**GIVEN PROBLEM**
Search the material below for the string "name" and extract each line that has it.

**GIVEN INFORMATION**
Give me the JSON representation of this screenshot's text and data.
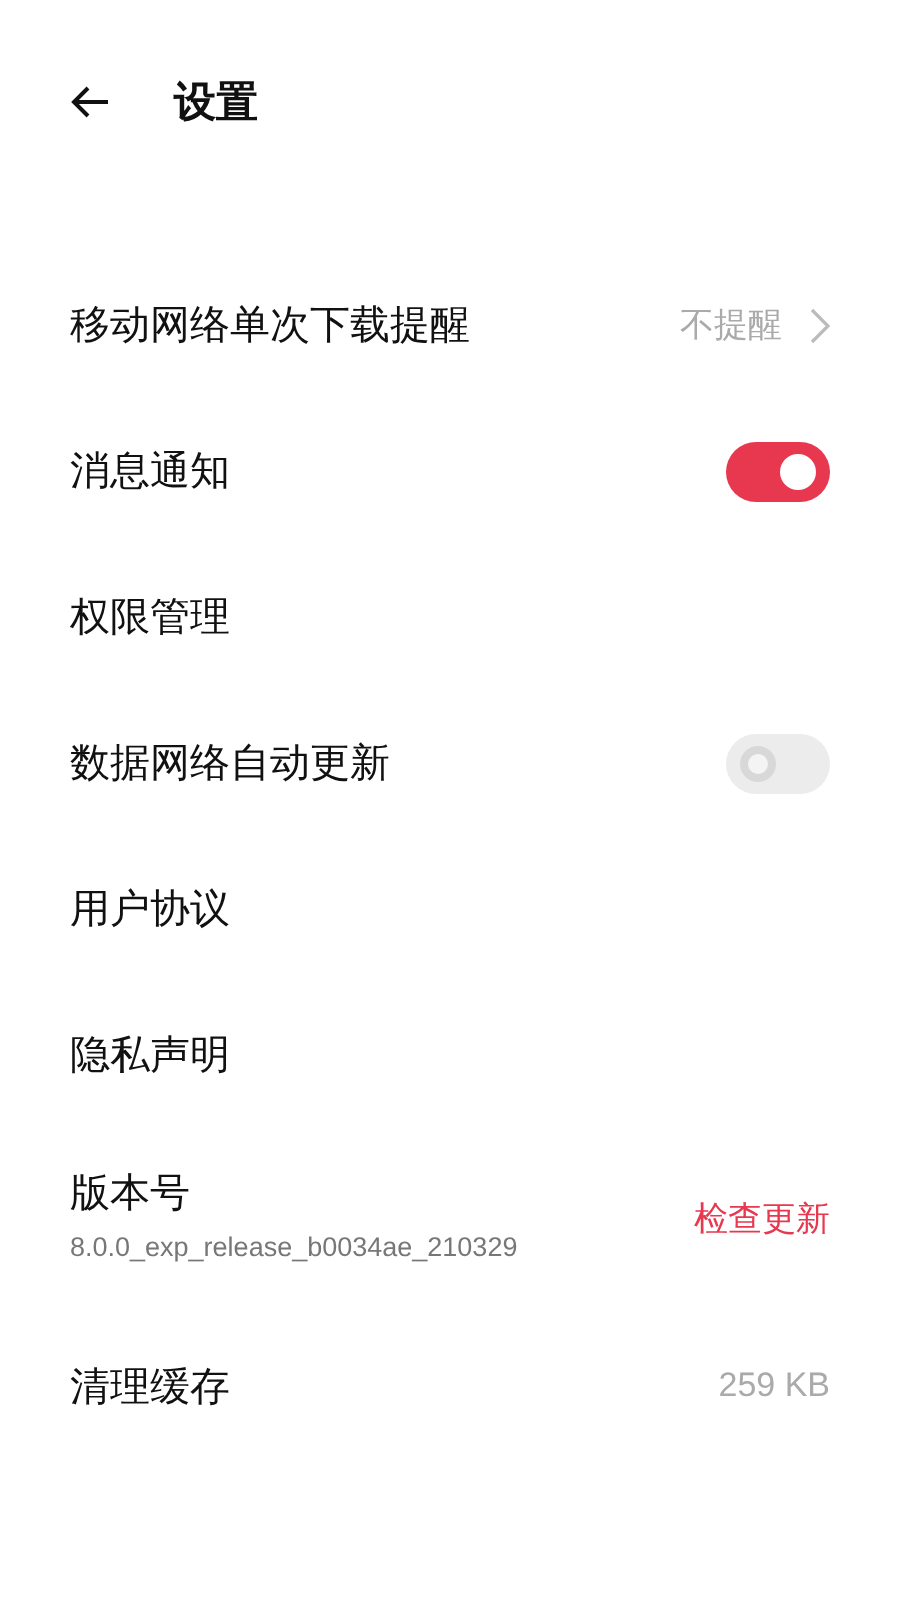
{
  "header": {
    "title": "设置"
  },
  "items": [
    {
      "kind": "value",
      "label": "移动网络单次下载提醒",
      "value": "不提醒"
    },
    {
      "kind": "toggle",
      "label": "消息通知",
      "on": true
    },
    {
      "kind": "plain",
      "label": "权限管理"
    },
    {
      "kind": "toggle",
      "label": "数据网络自动更新",
      "on": false
    },
    {
      "kind": "plain",
      "label": "用户协议"
    },
    {
      "kind": "plain",
      "label": "隐私声明"
    },
    {
      "kind": "version",
      "label": "版本号",
      "subtitle": "8.0.0_exp_release_b0034ae_210329",
      "action": "检查更新"
    },
    {
      "kind": "info",
      "label": "清理缓存",
      "value": "259 KB"
    }
  ]
}
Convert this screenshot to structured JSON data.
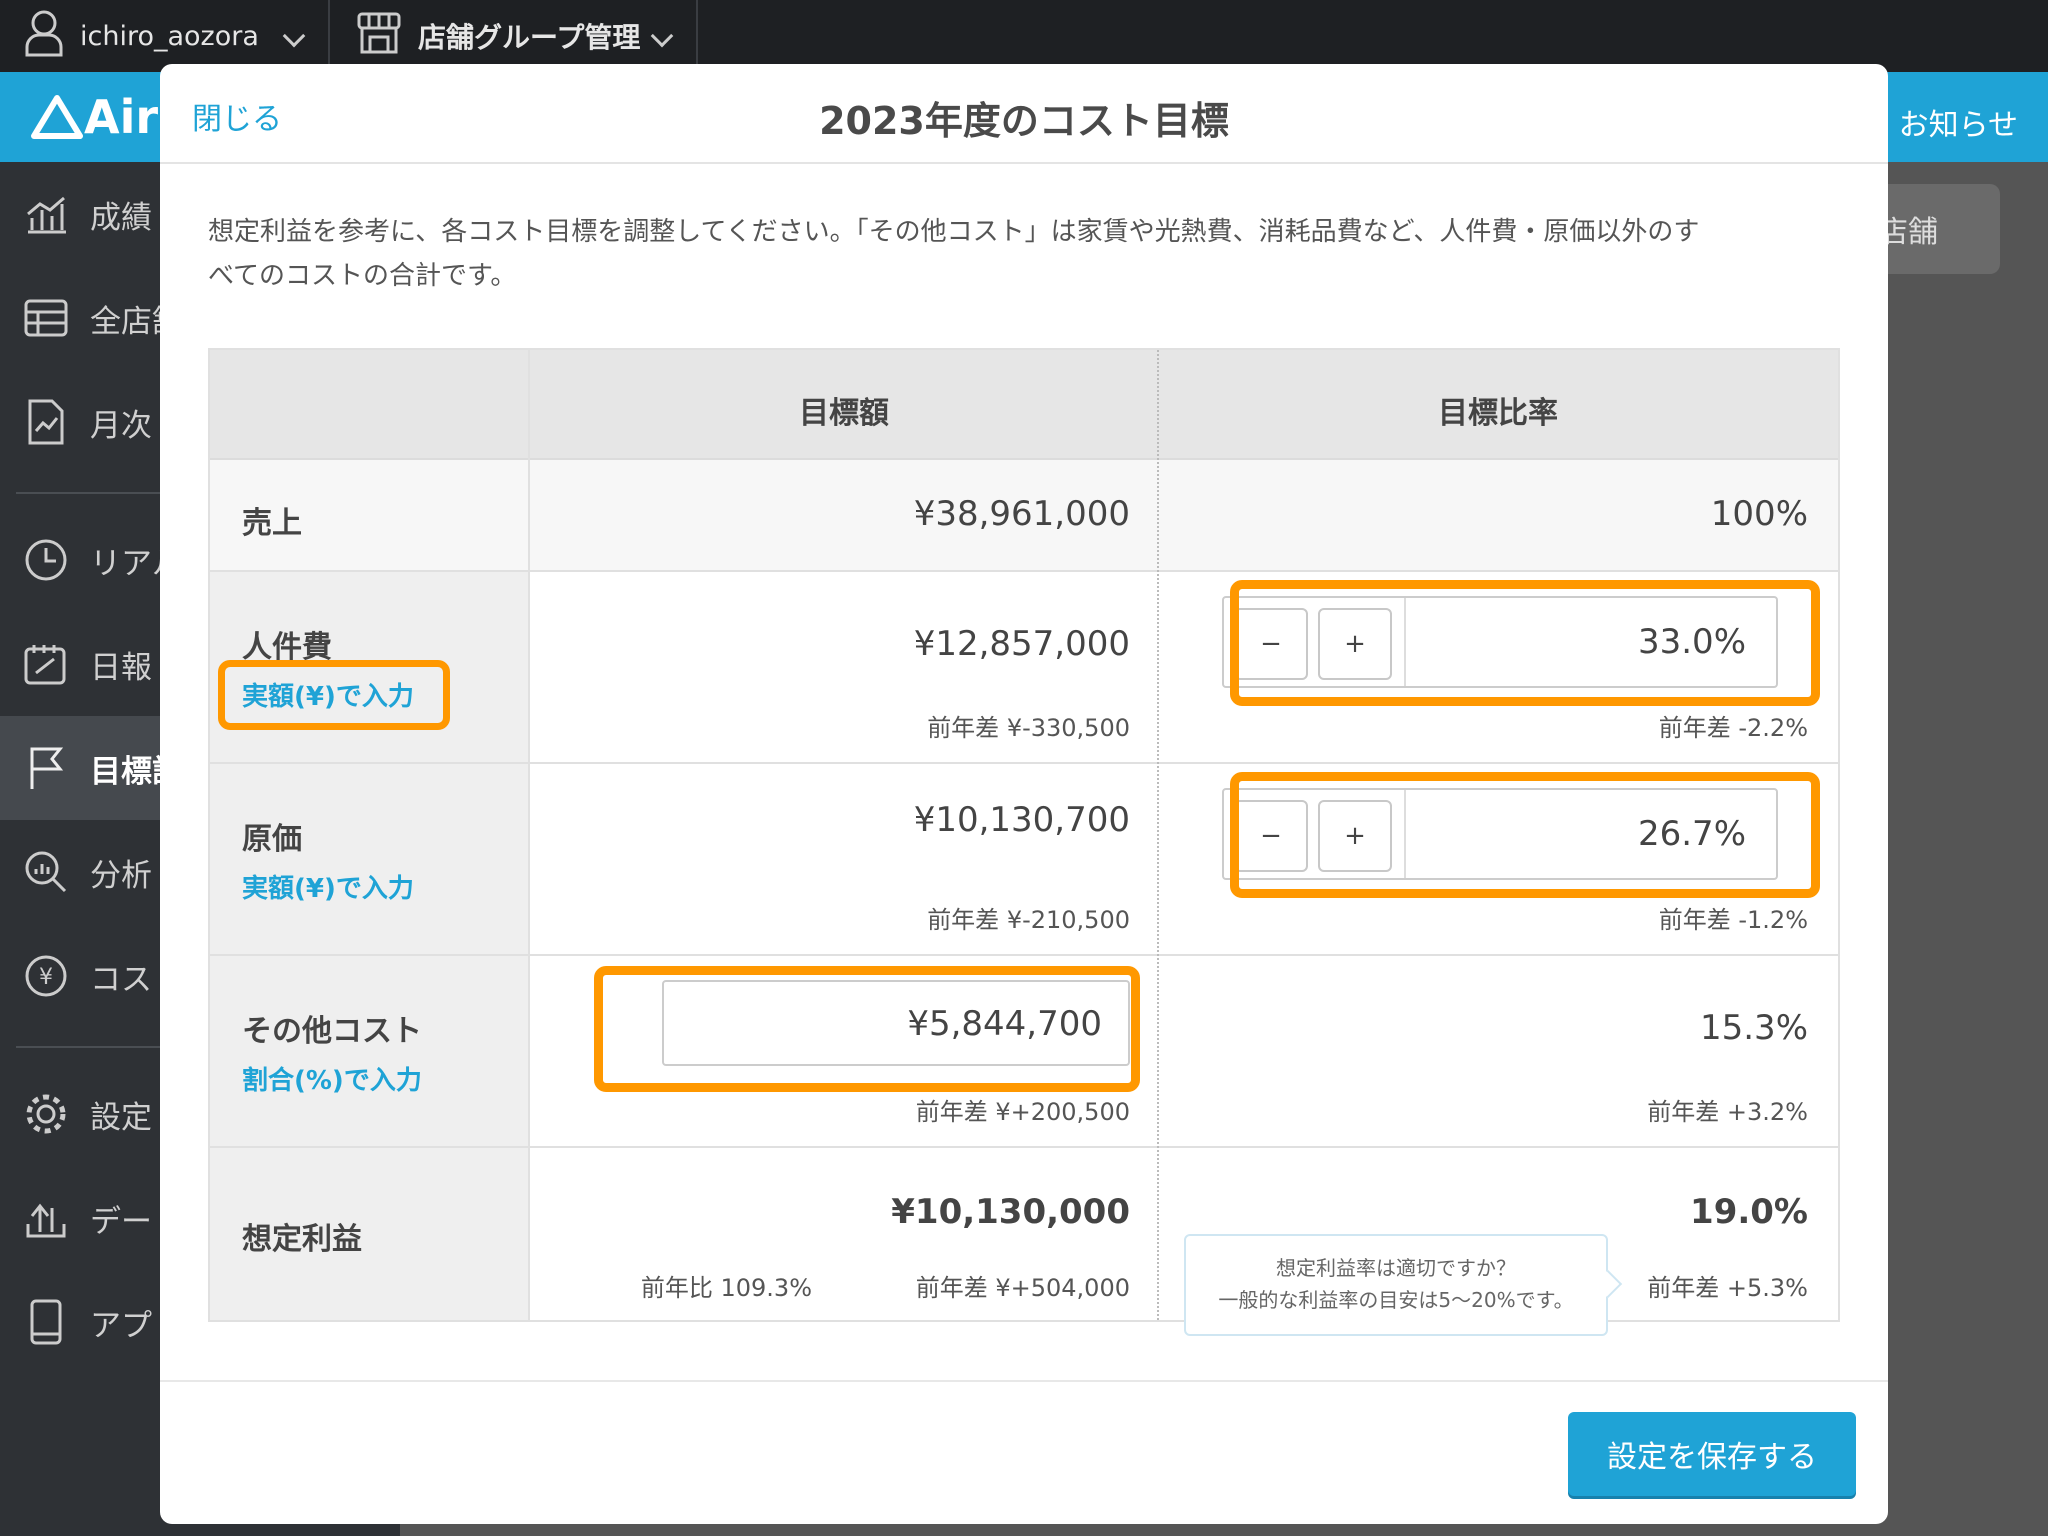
{
  "topbar": {
    "user": "ichiro_aozora",
    "group": "店舗グループ管理"
  },
  "header": {
    "logo": "Airl",
    "notice": "お知らせ"
  },
  "sidebar": {
    "items": [
      {
        "label": "成績",
        "icon": "bar-chart-icon"
      },
      {
        "label": "全店舗",
        "icon": "table-icon"
      },
      {
        "label": "月次",
        "icon": "monthly-report-icon"
      },
      {
        "label": "リアル",
        "icon": "clock-icon"
      },
      {
        "label": "日報",
        "icon": "daily-report-icon"
      },
      {
        "label": "目標設",
        "icon": "flag-icon"
      },
      {
        "label": "分析",
        "icon": "analysis-icon"
      },
      {
        "label": "コス",
        "icon": "yen-icon"
      },
      {
        "label": "設定",
        "icon": "gear-icon"
      },
      {
        "label": "デー",
        "icon": "upload-icon"
      },
      {
        "label": "アプ",
        "icon": "phone-icon"
      }
    ]
  },
  "store_button": "店舗",
  "modal": {
    "close": "閉じる",
    "title": "2023年度のコスト目標",
    "desc_line1": "想定利益を参考に、各コスト目標を調整してください。「その他コスト」は家賃や光熱費、消耗品費など、人件費・原価以外のす",
    "desc_line2": "べてのコストの合計です。",
    "table": {
      "col_amount": "目標額",
      "col_rate": "目標比率",
      "sales": {
        "label": "売上",
        "amount": "¥38,961,000",
        "rate": "100%"
      },
      "labor": {
        "label": "人件費",
        "link": "実額(¥)で入力",
        "amount": "¥12,857,000",
        "amount_diff": "前年差 ¥-330,500",
        "rate": "33.0%",
        "rate_diff": "前年差 -2.2%"
      },
      "cost": {
        "label": "原価",
        "link": "実額(¥)で入力",
        "amount": "¥10,130,700",
        "amount_diff": "前年差 ¥-210,500",
        "rate": "26.7%",
        "rate_diff": "前年差 -1.2%"
      },
      "other": {
        "label": "その他コスト",
        "link": "割合(%)で入力",
        "amount": "¥5,844,700",
        "amount_diff": "前年差 ¥+200,500",
        "rate": "15.3%",
        "rate_diff": "前年差 +3.2%"
      },
      "profit": {
        "label": "想定利益",
        "amount": "¥10,130,000",
        "yoy": "前年比 109.3%",
        "amount_diff": "前年差 ¥+504,000",
        "rate": "19.0%",
        "rate_diff": "前年差 +5.3%"
      },
      "minus": "−",
      "plus": "+"
    },
    "tooltip_line1": "想定利益率は適切ですか？",
    "tooltip_line2": "一般的な利益率の目安は5〜20%です。",
    "save": "設定を保存する"
  },
  "colors": {
    "accent": "#1fa3d6",
    "highlight": "#ff9800"
  }
}
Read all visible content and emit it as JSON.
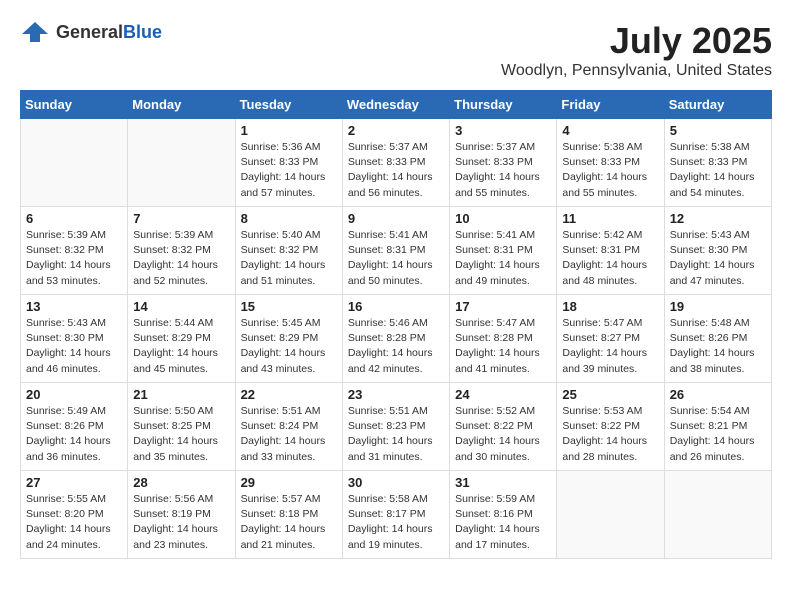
{
  "header": {
    "logo_general": "General",
    "logo_blue": "Blue",
    "month_year": "July 2025",
    "location": "Woodlyn, Pennsylvania, United States"
  },
  "days_of_week": [
    "Sunday",
    "Monday",
    "Tuesday",
    "Wednesday",
    "Thursday",
    "Friday",
    "Saturday"
  ],
  "weeks": [
    [
      {
        "day": "",
        "sunrise": "",
        "sunset": "",
        "daylight": ""
      },
      {
        "day": "",
        "sunrise": "",
        "sunset": "",
        "daylight": ""
      },
      {
        "day": "1",
        "sunrise": "Sunrise: 5:36 AM",
        "sunset": "Sunset: 8:33 PM",
        "daylight": "Daylight: 14 hours and 57 minutes."
      },
      {
        "day": "2",
        "sunrise": "Sunrise: 5:37 AM",
        "sunset": "Sunset: 8:33 PM",
        "daylight": "Daylight: 14 hours and 56 minutes."
      },
      {
        "day": "3",
        "sunrise": "Sunrise: 5:37 AM",
        "sunset": "Sunset: 8:33 PM",
        "daylight": "Daylight: 14 hours and 55 minutes."
      },
      {
        "day": "4",
        "sunrise": "Sunrise: 5:38 AM",
        "sunset": "Sunset: 8:33 PM",
        "daylight": "Daylight: 14 hours and 55 minutes."
      },
      {
        "day": "5",
        "sunrise": "Sunrise: 5:38 AM",
        "sunset": "Sunset: 8:33 PM",
        "daylight": "Daylight: 14 hours and 54 minutes."
      }
    ],
    [
      {
        "day": "6",
        "sunrise": "Sunrise: 5:39 AM",
        "sunset": "Sunset: 8:32 PM",
        "daylight": "Daylight: 14 hours and 53 minutes."
      },
      {
        "day": "7",
        "sunrise": "Sunrise: 5:39 AM",
        "sunset": "Sunset: 8:32 PM",
        "daylight": "Daylight: 14 hours and 52 minutes."
      },
      {
        "day": "8",
        "sunrise": "Sunrise: 5:40 AM",
        "sunset": "Sunset: 8:32 PM",
        "daylight": "Daylight: 14 hours and 51 minutes."
      },
      {
        "day": "9",
        "sunrise": "Sunrise: 5:41 AM",
        "sunset": "Sunset: 8:31 PM",
        "daylight": "Daylight: 14 hours and 50 minutes."
      },
      {
        "day": "10",
        "sunrise": "Sunrise: 5:41 AM",
        "sunset": "Sunset: 8:31 PM",
        "daylight": "Daylight: 14 hours and 49 minutes."
      },
      {
        "day": "11",
        "sunrise": "Sunrise: 5:42 AM",
        "sunset": "Sunset: 8:31 PM",
        "daylight": "Daylight: 14 hours and 48 minutes."
      },
      {
        "day": "12",
        "sunrise": "Sunrise: 5:43 AM",
        "sunset": "Sunset: 8:30 PM",
        "daylight": "Daylight: 14 hours and 47 minutes."
      }
    ],
    [
      {
        "day": "13",
        "sunrise": "Sunrise: 5:43 AM",
        "sunset": "Sunset: 8:30 PM",
        "daylight": "Daylight: 14 hours and 46 minutes."
      },
      {
        "day": "14",
        "sunrise": "Sunrise: 5:44 AM",
        "sunset": "Sunset: 8:29 PM",
        "daylight": "Daylight: 14 hours and 45 minutes."
      },
      {
        "day": "15",
        "sunrise": "Sunrise: 5:45 AM",
        "sunset": "Sunset: 8:29 PM",
        "daylight": "Daylight: 14 hours and 43 minutes."
      },
      {
        "day": "16",
        "sunrise": "Sunrise: 5:46 AM",
        "sunset": "Sunset: 8:28 PM",
        "daylight": "Daylight: 14 hours and 42 minutes."
      },
      {
        "day": "17",
        "sunrise": "Sunrise: 5:47 AM",
        "sunset": "Sunset: 8:28 PM",
        "daylight": "Daylight: 14 hours and 41 minutes."
      },
      {
        "day": "18",
        "sunrise": "Sunrise: 5:47 AM",
        "sunset": "Sunset: 8:27 PM",
        "daylight": "Daylight: 14 hours and 39 minutes."
      },
      {
        "day": "19",
        "sunrise": "Sunrise: 5:48 AM",
        "sunset": "Sunset: 8:26 PM",
        "daylight": "Daylight: 14 hours and 38 minutes."
      }
    ],
    [
      {
        "day": "20",
        "sunrise": "Sunrise: 5:49 AM",
        "sunset": "Sunset: 8:26 PM",
        "daylight": "Daylight: 14 hours and 36 minutes."
      },
      {
        "day": "21",
        "sunrise": "Sunrise: 5:50 AM",
        "sunset": "Sunset: 8:25 PM",
        "daylight": "Daylight: 14 hours and 35 minutes."
      },
      {
        "day": "22",
        "sunrise": "Sunrise: 5:51 AM",
        "sunset": "Sunset: 8:24 PM",
        "daylight": "Daylight: 14 hours and 33 minutes."
      },
      {
        "day": "23",
        "sunrise": "Sunrise: 5:51 AM",
        "sunset": "Sunset: 8:23 PM",
        "daylight": "Daylight: 14 hours and 31 minutes."
      },
      {
        "day": "24",
        "sunrise": "Sunrise: 5:52 AM",
        "sunset": "Sunset: 8:22 PM",
        "daylight": "Daylight: 14 hours and 30 minutes."
      },
      {
        "day": "25",
        "sunrise": "Sunrise: 5:53 AM",
        "sunset": "Sunset: 8:22 PM",
        "daylight": "Daylight: 14 hours and 28 minutes."
      },
      {
        "day": "26",
        "sunrise": "Sunrise: 5:54 AM",
        "sunset": "Sunset: 8:21 PM",
        "daylight": "Daylight: 14 hours and 26 minutes."
      }
    ],
    [
      {
        "day": "27",
        "sunrise": "Sunrise: 5:55 AM",
        "sunset": "Sunset: 8:20 PM",
        "daylight": "Daylight: 14 hours and 24 minutes."
      },
      {
        "day": "28",
        "sunrise": "Sunrise: 5:56 AM",
        "sunset": "Sunset: 8:19 PM",
        "daylight": "Daylight: 14 hours and 23 minutes."
      },
      {
        "day": "29",
        "sunrise": "Sunrise: 5:57 AM",
        "sunset": "Sunset: 8:18 PM",
        "daylight": "Daylight: 14 hours and 21 minutes."
      },
      {
        "day": "30",
        "sunrise": "Sunrise: 5:58 AM",
        "sunset": "Sunset: 8:17 PM",
        "daylight": "Daylight: 14 hours and 19 minutes."
      },
      {
        "day": "31",
        "sunrise": "Sunrise: 5:59 AM",
        "sunset": "Sunset: 8:16 PM",
        "daylight": "Daylight: 14 hours and 17 minutes."
      },
      {
        "day": "",
        "sunrise": "",
        "sunset": "",
        "daylight": ""
      },
      {
        "day": "",
        "sunrise": "",
        "sunset": "",
        "daylight": ""
      }
    ]
  ]
}
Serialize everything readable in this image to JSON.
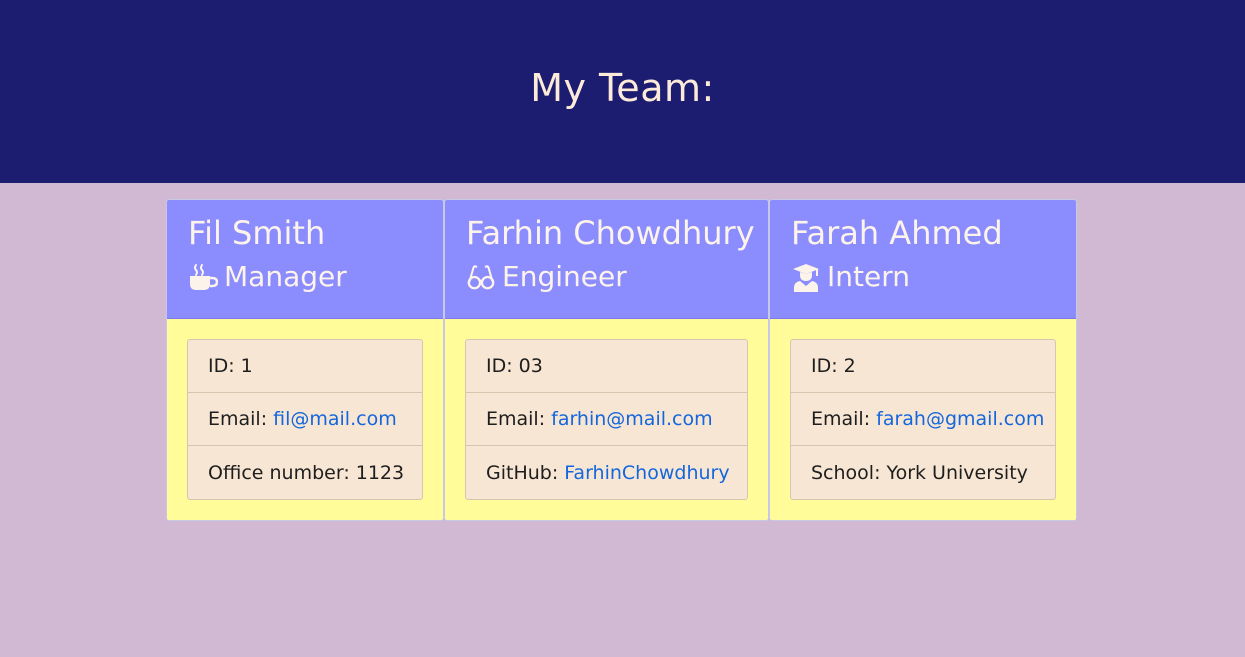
{
  "header": {
    "title": "My Team:"
  },
  "colors": {
    "header_bg": "#1c1c70",
    "page_bg": "#d1b8d3",
    "card_head_bg": "#8b8cfd",
    "card_body_bg": "#fffc99",
    "list_bg": "#f7e6d3",
    "link": "#1466dd"
  },
  "members": [
    {
      "name": "Fil Smith",
      "role": "Manager",
      "role_icon": "coffee-icon",
      "id_label": "ID:",
      "id": "1",
      "email_label": "Email:",
      "email": "fil@mail.com",
      "extra_label": "Office number:",
      "extra": "1123"
    },
    {
      "name": "Farhin Chowdhury",
      "role": "Engineer",
      "role_icon": "glasses-icon",
      "id_label": "ID:",
      "id": "03",
      "email_label": "Email:",
      "email": "farhin@mail.com",
      "extra_label": "GitHub:",
      "extra": "FarhinChowdhury"
    },
    {
      "name": "Farah Ahmed",
      "role": "Intern",
      "role_icon": "graduate-icon",
      "id_label": "ID:",
      "id": "2",
      "email_label": "Email:",
      "email": "farah@gmail.com",
      "extra_label": "School:",
      "extra": "York University"
    }
  ]
}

**RESPONSE TO THE TASK**
      "name": "Fil Smith",
      "name": "Farhin Chowdhury",
      "name": "Farah Ahmed",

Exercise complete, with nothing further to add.